↓↓↓

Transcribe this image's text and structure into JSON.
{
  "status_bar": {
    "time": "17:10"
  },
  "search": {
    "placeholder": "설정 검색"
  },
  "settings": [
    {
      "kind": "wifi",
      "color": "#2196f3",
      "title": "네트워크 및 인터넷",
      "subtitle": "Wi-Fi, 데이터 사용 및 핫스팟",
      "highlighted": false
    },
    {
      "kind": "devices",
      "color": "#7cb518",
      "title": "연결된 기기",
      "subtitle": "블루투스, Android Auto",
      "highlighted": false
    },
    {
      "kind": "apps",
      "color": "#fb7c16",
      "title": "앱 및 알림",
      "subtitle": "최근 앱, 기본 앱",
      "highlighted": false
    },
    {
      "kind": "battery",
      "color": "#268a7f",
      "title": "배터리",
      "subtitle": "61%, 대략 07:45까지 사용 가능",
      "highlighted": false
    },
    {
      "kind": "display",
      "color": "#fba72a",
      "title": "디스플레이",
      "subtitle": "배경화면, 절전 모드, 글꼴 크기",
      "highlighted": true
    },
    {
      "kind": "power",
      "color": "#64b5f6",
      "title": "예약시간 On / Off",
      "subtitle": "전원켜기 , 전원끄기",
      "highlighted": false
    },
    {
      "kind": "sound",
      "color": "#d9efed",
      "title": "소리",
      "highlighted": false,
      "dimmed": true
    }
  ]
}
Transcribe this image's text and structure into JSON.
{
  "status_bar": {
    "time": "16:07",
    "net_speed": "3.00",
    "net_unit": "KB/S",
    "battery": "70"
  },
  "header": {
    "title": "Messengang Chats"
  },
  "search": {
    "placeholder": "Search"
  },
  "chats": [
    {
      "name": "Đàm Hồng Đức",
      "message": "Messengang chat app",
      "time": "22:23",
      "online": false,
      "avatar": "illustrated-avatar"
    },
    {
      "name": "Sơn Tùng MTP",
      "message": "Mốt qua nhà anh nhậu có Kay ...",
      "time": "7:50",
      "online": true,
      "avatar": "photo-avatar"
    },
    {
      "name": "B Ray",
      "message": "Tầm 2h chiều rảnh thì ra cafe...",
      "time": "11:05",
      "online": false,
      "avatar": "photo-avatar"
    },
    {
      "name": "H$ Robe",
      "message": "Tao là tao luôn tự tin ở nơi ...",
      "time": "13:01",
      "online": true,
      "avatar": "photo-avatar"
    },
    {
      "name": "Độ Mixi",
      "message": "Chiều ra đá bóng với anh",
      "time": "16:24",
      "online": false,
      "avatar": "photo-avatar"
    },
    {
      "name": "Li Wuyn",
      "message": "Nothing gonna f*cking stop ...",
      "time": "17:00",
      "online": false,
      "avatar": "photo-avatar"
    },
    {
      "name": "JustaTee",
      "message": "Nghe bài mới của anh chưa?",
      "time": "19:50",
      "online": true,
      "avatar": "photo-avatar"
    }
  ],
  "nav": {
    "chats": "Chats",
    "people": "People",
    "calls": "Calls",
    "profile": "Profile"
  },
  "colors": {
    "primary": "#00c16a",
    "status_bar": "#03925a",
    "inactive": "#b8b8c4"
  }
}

↑↑↑

### What you are asked to do
Go through the entries above and copy every line containing "time".

### Response to this exercise
    "time": "17:10"
    "time": "16:07",
      "time": "22:23",
      "time": "7:50",
      "time": "11:05",
      "time": "13:01",
      "time": "16:24",
      "time": "17:00",
      "time": "19:50",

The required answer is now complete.